● **Exercise aim**: Rewrite these lines with "chevron-down-icon" replaced by "caret-down-icon" everywhere and everything else left as it is. Omit the pictures.

● **Dataset items**:

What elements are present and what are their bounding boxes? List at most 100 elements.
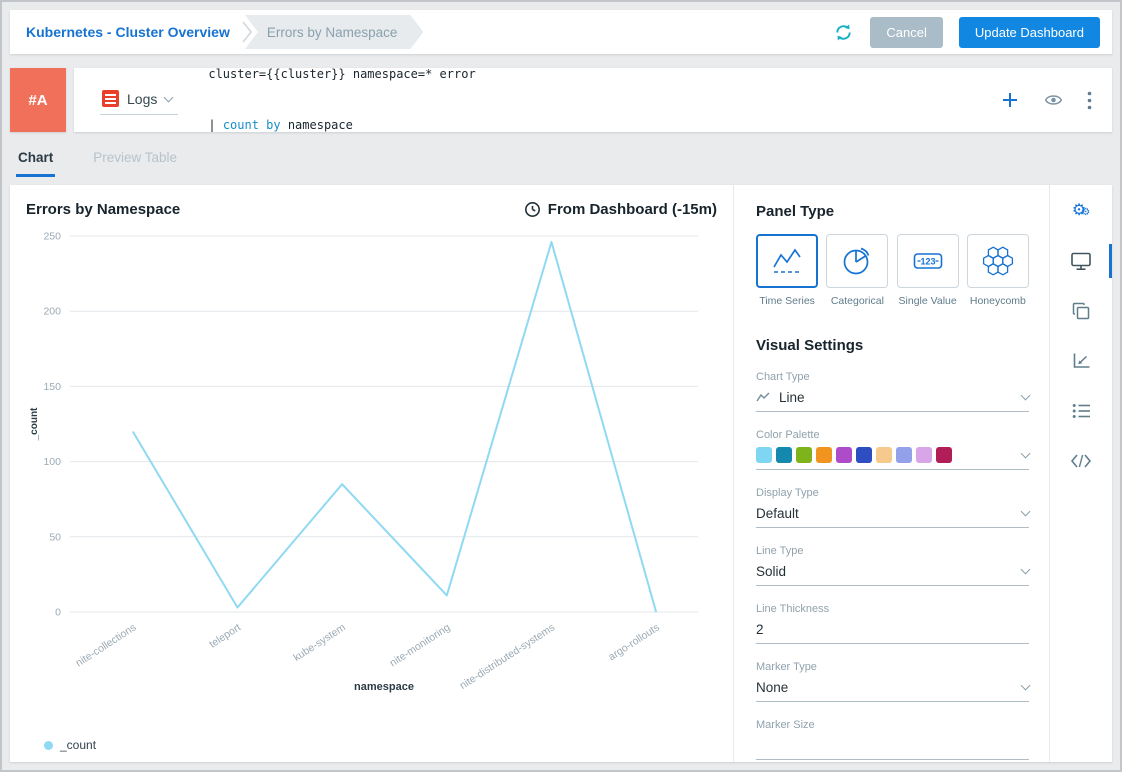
palette-swatch <box>936 447 952 463</box>
svg-text:teleport: teleport <box>207 621 243 650</box>
time-series-icon <box>773 248 801 273</box>
query-row-badge: #A <box>10 68 66 132</box>
line-type-field: Line Type Solid <box>756 545 1031 586</box>
axes-settings-button[interactable] <box>1070 351 1092 371</box>
display-settings-button[interactable] <box>1070 251 1092 271</box>
line-chart-mini-icon <box>756 391 770 401</box>
panel-type-time-series[interactable]: Time Series <box>756 234 818 307</box>
toggle-visibility-button[interactable] <box>1044 93 1063 107</box>
main-area: Errors by Namespace From Dashboard (-15m… <box>10 185 1112 762</box>
logs-icon <box>102 90 119 107</box>
refresh-button[interactable] <box>833 22 854 43</box>
palette-swatch <box>816 447 832 463</box>
display-icon <box>1071 252 1091 271</box>
palette-swatch <box>796 447 812 463</box>
code-view-button[interactable] <box>1070 451 1092 471</box>
tab-chart[interactable]: Chart <box>16 146 56 177</box>
palette-swatch <box>876 447 892 463</box>
palette-swatch <box>856 447 872 463</box>
chevron-down-icon <box>1020 506 1031 517</box>
chevron-down-icon <box>1020 390 1031 401</box>
cancel-button[interactable]: Cancel <box>870 16 943 48</box>
display-type-select[interactable]: Default <box>756 499 1031 528</box>
line-chart: 0 50 100 150 200 250 nite-collections teleport k… <box>29 231 698 693</box>
line-type-select[interactable]: Solid <box>756 557 1031 586</box>
duplicate-button[interactable] <box>1070 301 1092 321</box>
chart-title: Errors by Namespace <box>26 201 181 218</box>
plus-icon <box>1003 93 1017 107</box>
query-row: #A Logs cluster={{cluster}} namespace=* … <box>10 67 1112 132</box>
breadcrumb-dashboard-link[interactable]: Kubernetes - Cluster Overview <box>26 24 230 40</box>
svg-text:argo-rollouts: argo-rollouts <box>606 621 661 663</box>
add-query-button[interactable] <box>1000 90 1020 110</box>
chart-type-select[interactable]: Line <box>756 383 1031 412</box>
svg-text:50: 50 <box>49 531 61 543</box>
color-palette-select[interactable] <box>756 441 1031 470</box>
breadcrumb-panel-name[interactable]: Errors by Namespace <box>245 15 424 49</box>
pie-chart-icon <box>843 247 870 275</box>
time-range-label[interactable]: From Dashboard (-15m) <box>524 201 717 218</box>
svg-text:0: 0 <box>55 607 61 619</box>
tab-preview-table[interactable]: Preview Table <box>93 150 178 165</box>
general-settings-button[interactable]: ⚙⚙ <box>1070 201 1092 221</box>
query-editor[interactable]: cluster={{cluster}} namespace=* error | … <box>208 32 475 168</box>
clock-icon <box>524 202 540 217</box>
chart-legend[interactable]: _count <box>26 738 717 752</box>
panel-type-picker: Time Series Categorical <box>756 234 1029 307</box>
duplicate-icon <box>1072 302 1090 320</box>
chart-axes-icon <box>1073 353 1090 368</box>
marker-size-select[interactable] <box>756 731 1029 760</box>
chevron-down-icon <box>1020 680 1031 691</box>
chevron-down-icon <box>1020 448 1031 459</box>
palette-swatches <box>756 447 952 463</box>
chevron-down-icon <box>163 92 174 102</box>
chart-type-field: Chart Type Line <box>756 371 1031 412</box>
palette-swatch <box>776 447 792 463</box>
panel-type-title: Panel Type <box>756 203 835 220</box>
visual-settings-title: Visual Settings <box>756 337 864 354</box>
chart-panel: Errors by Namespace From Dashboard (-15m… <box>10 185 734 762</box>
marker-type-field: Marker Type None <box>756 661 1031 702</box>
svg-text:namespace: namespace <box>354 681 414 693</box>
svg-text:_count: _count <box>29 407 40 441</box>
marker-type-select[interactable]: None <box>756 673 1031 702</box>
svg-text:200: 200 <box>43 306 61 318</box>
palette-swatch <box>836 447 852 463</box>
svg-text:nite-distributed-systems: nite-distributed-systems <box>458 621 558 691</box>
query-source-label: Logs <box>127 90 158 107</box>
legend-settings-button[interactable] <box>1070 401 1092 421</box>
eye-icon <box>1044 95 1063 105</box>
color-palette-field: Color Palette <box>756 429 1031 470</box>
svg-text:250: 250 <box>43 231 61 243</box>
settings-gears-icon: ⚙⚙ <box>1071 202 1091 219</box>
query-line-1: cluster={{cluster}} namespace=* error <box>208 67 476 81</box>
query-card: Logs cluster={{cluster}} namespace=* err… <box>74 67 1112 132</box>
svg-text:100: 100 <box>43 456 61 468</box>
svg-text:150: 150 <box>43 381 61 393</box>
query-source-select[interactable]: Logs <box>100 85 179 115</box>
single-value-icon: 123 <box>913 253 942 269</box>
tab-bar: Chart Preview Table <box>10 146 1112 177</box>
panel-type-single-value[interactable]: 123 Single Value <box>896 234 959 307</box>
palette-swatch <box>896 447 912 463</box>
line-thickness-input[interactable] <box>756 615 1029 643</box>
query-menu-button[interactable] <box>1087 91 1092 110</box>
svg-text:123: 123 <box>920 256 935 266</box>
legend-label: _count <box>60 738 97 752</box>
svg-text:nite-collections: nite-collections <box>74 621 139 669</box>
panel-type-categorical[interactable]: Categorical <box>826 234 889 307</box>
honeycomb-icon <box>982 246 1013 276</box>
breadcrumb-chevron-icon <box>242 21 252 43</box>
code-icon <box>1070 454 1092 468</box>
chevron-down-icon <box>1020 564 1031 575</box>
display-type-field: Display Type Default <box>756 487 1031 528</box>
side-toolbar: ⚙⚙ <box>1050 185 1112 762</box>
query-line-2: | count by namespace <box>208 118 353 132</box>
top-bar: Kubernetes - Cluster Overview Errors by … <box>10 10 1112 54</box>
line-thickness-field: Line Thickness <box>756 603 1029 644</box>
update-dashboard-button[interactable]: Update Dashboard <box>958 16 1100 48</box>
legend-swatch <box>44 740 53 750</box>
svg-text:nite-monitoring: nite-monitoring <box>388 621 453 669</box>
panel-type-honeycomb[interactable]: Honeycomb <box>966 234 1029 307</box>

● **Solved problem**:
What elements are present and what are their bounding boxes? List at most 100 elements.
palette-swatch <box>936 447 952 463</box>
svg-text:teleport: teleport <box>207 621 243 650</box>
time-series-icon <box>773 248 801 273</box>
query-row-badge: #A <box>10 68 66 132</box>
line-type-field: Line Type Solid <box>756 545 1031 586</box>
axes-settings-button[interactable] <box>1070 351 1092 371</box>
display-settings-button[interactable] <box>1070 251 1092 271</box>
line-chart-mini-icon <box>756 391 770 401</box>
panel-type-time-series[interactable]: Time Series <box>756 234 818 307</box>
toggle-visibility-button[interactable] <box>1044 93 1063 107</box>
main-area: Errors by Namespace From Dashboard (-15m… <box>10 185 1112 762</box>
logs-icon <box>102 90 119 107</box>
refresh-button[interactable] <box>833 22 854 43</box>
palette-swatch <box>816 447 832 463</box>
display-icon <box>1071 252 1091 271</box>
palette-swatch <box>796 447 812 463</box>
code-view-button[interactable] <box>1070 451 1092 471</box>
tab-chart[interactable]: Chart <box>16 146 56 177</box>
palette-swatch <box>876 447 892 463</box>
palette-swatch <box>856 447 872 463</box>
caret-down-icon <box>1020 506 1031 517</box>
caret-down-icon <box>1020 390 1031 401</box>
cancel-button[interactable]: Cancel <box>870 16 943 48</box>
display-type-select[interactable]: Default <box>756 499 1031 528</box>
line-chart: 0 50 100 150 200 250 nite-collections teleport k… <box>29 231 698 693</box>
line-type-select[interactable]: Solid <box>756 557 1031 586</box>
duplicate-button[interactable] <box>1070 301 1092 321</box>
chart-title: Errors by Namespace <box>26 201 181 218</box>
plus-icon <box>1003 93 1017 107</box>
query-row: #A Logs cluster={{cluster}} namespace=* … <box>10 67 1112 132</box>
breadcrumb-dashboard-link[interactable]: Kubernetes - Cluster Overview <box>26 24 230 40</box>
svg-text:argo-rollouts: argo-rollouts <box>606 621 661 663</box>
add-query-button[interactable] <box>1000 90 1020 110</box>
chart-type-select[interactable]: Line <box>756 383 1031 412</box>
svg-text:50: 50 <box>49 531 61 543</box>
color-palette-select[interactable] <box>756 441 1031 470</box>
breadcrumb-panel-name[interactable]: Errors by Namespace <box>245 15 424 49</box>
pie-chart-icon <box>843 247 870 275</box>
time-range-label[interactable]: From Dashboard (-15m) <box>524 201 717 218</box>
svg-text:0: 0 <box>55 607 61 619</box>
tab-preview-table[interactable]: Preview Table <box>93 150 178 165</box>
general-settings-button[interactable]: ⚙⚙ <box>1070 201 1092 221</box>
query-editor[interactable]: cluster={{cluster}} namespace=* error | … <box>208 32 475 168</box>
clock-icon <box>524 202 540 217</box>
chart-legend[interactable]: _count <box>26 738 717 752</box>
panel-type-picker: Time Series Categorical <box>756 234 1029 307</box>
duplicate-icon <box>1072 302 1090 320</box>
chart-axes-icon <box>1073 353 1090 368</box>
marker-size-select[interactable] <box>756 731 1029 760</box>
caret-down-icon <box>1020 680 1031 691</box>
caret-down-icon <box>1020 448 1031 459</box>
palette-swatches <box>756 447 952 463</box>
caret-down-icon <box>163 92 174 102</box>
chart-type-field: Chart Type Line <box>756 371 1031 412</box>
palette-swatch <box>776 447 792 463</box>
panel-type-title: Panel Type <box>756 203 835 220</box>
visual-settings-title: Visual Settings <box>756 337 864 354</box>
chart-panel: Errors by Namespace From Dashboard (-15m… <box>10 185 734 762</box>
marker-type-field: Marker Type None <box>756 661 1031 702</box>
svg-text:namespace: namespace <box>354 681 414 693</box>
svg-text:_count: _count <box>29 407 40 441</box>
marker-type-select[interactable]: None <box>756 673 1031 702</box>
svg-text:200: 200 <box>43 306 61 318</box>
palette-swatch <box>836 447 852 463</box>
svg-text:nite-distributed-systems: nite-distributed-systems <box>458 621 558 691</box>
query-source-label: Logs <box>127 90 158 107</box>
legend-settings-button[interactable] <box>1070 401 1092 421</box>
eye-icon <box>1044 95 1063 105</box>
color-palette-field: Color Palette <box>756 429 1031 470</box>
svg-text:250: 250 <box>43 231 61 243</box>
settings-gears-icon: ⚙⚙ <box>1071 202 1091 219</box>
query-line-1: cluster={{cluster}} namespace=* error <box>208 67 476 81</box>
query-card: Logs cluster={{cluster}} namespace=* err… <box>74 67 1112 132</box>
svg-text:100: 100 <box>43 456 61 468</box>
svg-text:150: 150 <box>43 381 61 393</box>
query-source-select[interactable]: Logs <box>100 85 179 115</box>
single-value-icon: 123 <box>913 253 942 269</box>
tab-bar: Chart Preview Table <box>10 146 1112 177</box>
panel-type-single-value[interactable]: 123 Single Value <box>896 234 959 307</box>
palette-swatch <box>896 447 912 463</box>
line-thickness-input[interactable] <box>756 615 1029 643</box>
query-menu-button[interactable] <box>1087 91 1092 110</box>
svg-text:123: 123 <box>920 256 935 266</box>
legend-label: _count <box>60 738 97 752</box>
svg-text:nite-collections: nite-collections <box>74 621 139 669</box>
panel-type-categorical[interactable]: Categorical <box>826 234 889 307</box>
honeycomb-icon <box>982 246 1013 276</box>
breadcrumb-chevron-icon <box>242 21 252 43</box>
code-icon <box>1070 454 1092 468</box>
caret-down-icon <box>1020 564 1031 575</box>
display-type-field: Display Type Default <box>756 487 1031 528</box>
side-toolbar: ⚙⚙ <box>1050 185 1112 762</box>
query-line-2: | count by namespace <box>208 118 353 132</box>
top-bar: Kubernetes - Cluster Overview Errors by … <box>10 10 1112 54</box>
line-thickness-field: Line Thickness <box>756 603 1029 644</box>
update-dashboard-button[interactable]: Update Dashboard <box>958 16 1100 48</box>
legend-swatch <box>44 740 53 750</box>
svg-text:nite-monitoring: nite-monitoring <box>388 621 453 669</box>
panel-type-honeycomb[interactable]: Honeycomb <box>966 234 1029 307</box>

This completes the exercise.